(Data entries)
+++

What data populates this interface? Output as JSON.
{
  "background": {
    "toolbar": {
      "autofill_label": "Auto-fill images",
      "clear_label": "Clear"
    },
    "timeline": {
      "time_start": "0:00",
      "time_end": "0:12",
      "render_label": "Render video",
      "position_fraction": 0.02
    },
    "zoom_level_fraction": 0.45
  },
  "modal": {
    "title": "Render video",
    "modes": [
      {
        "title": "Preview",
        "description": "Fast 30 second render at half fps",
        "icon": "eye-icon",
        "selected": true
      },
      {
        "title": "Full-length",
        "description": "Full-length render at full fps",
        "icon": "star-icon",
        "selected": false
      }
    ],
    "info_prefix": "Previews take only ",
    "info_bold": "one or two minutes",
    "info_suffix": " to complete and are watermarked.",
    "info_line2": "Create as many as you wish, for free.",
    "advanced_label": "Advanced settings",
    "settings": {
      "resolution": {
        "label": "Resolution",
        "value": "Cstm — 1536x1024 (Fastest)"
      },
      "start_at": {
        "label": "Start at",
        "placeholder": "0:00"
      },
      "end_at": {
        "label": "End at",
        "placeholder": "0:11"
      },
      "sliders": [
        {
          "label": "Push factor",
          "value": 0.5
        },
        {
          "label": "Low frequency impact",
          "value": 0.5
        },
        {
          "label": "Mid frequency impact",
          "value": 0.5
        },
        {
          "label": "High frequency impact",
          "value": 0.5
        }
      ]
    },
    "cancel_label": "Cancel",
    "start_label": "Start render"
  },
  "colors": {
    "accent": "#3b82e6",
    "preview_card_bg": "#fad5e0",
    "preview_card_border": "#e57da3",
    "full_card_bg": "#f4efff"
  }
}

+++

DIRECTIONS
Reproduce all data above, unchanged.

SOLUTION TO THE PROBLEM
What data populates this interface? Output as JSON.
{
  "background": {
    "toolbar": {
      "autofill_label": "Auto-fill images",
      "clear_label": "Clear"
    },
    "timeline": {
      "time_start": "0:00",
      "time_end": "0:12",
      "render_label": "Render video",
      "position_fraction": 0.02
    },
    "zoom_level_fraction": 0.45
  },
  "modal": {
    "title": "Render video",
    "modes": [
      {
        "title": "Preview",
        "description": "Fast 30 second render at half fps",
        "icon": "eye-icon",
        "selected": true
      },
      {
        "title": "Full-length",
        "description": "Full-length render at full fps",
        "icon": "star-icon",
        "selected": false
      }
    ],
    "info_prefix": "Previews take only ",
    "info_bold": "one or two minutes",
    "info_suffix": " to complete and are watermarked.",
    "info_line2": "Create as many as you wish, for free.",
    "advanced_label": "Advanced settings",
    "settings": {
      "resolution": {
        "label": "Resolution",
        "value": "Cstm — 1536x1024 (Fastest)"
      },
      "start_at": {
        "label": "Start at",
        "placeholder": "0:00"
      },
      "end_at": {
        "label": "End at",
        "placeholder": "0:11"
      },
      "sliders": [
        {
          "label": "Push factor",
          "value": 0.5
        },
        {
          "label": "Low frequency impact",
          "value": 0.5
        },
        {
          "label": "Mid frequency impact",
          "value": 0.5
        },
        {
          "label": "High frequency impact",
          "value": 0.5
        }
      ]
    },
    "cancel_label": "Cancel",
    "start_label": "Start render"
  },
  "colors": {
    "accent": "#3b82e6",
    "preview_card_bg": "#fad5e0",
    "preview_card_border": "#e57da3",
    "full_card_bg": "#f4efff"
  }
}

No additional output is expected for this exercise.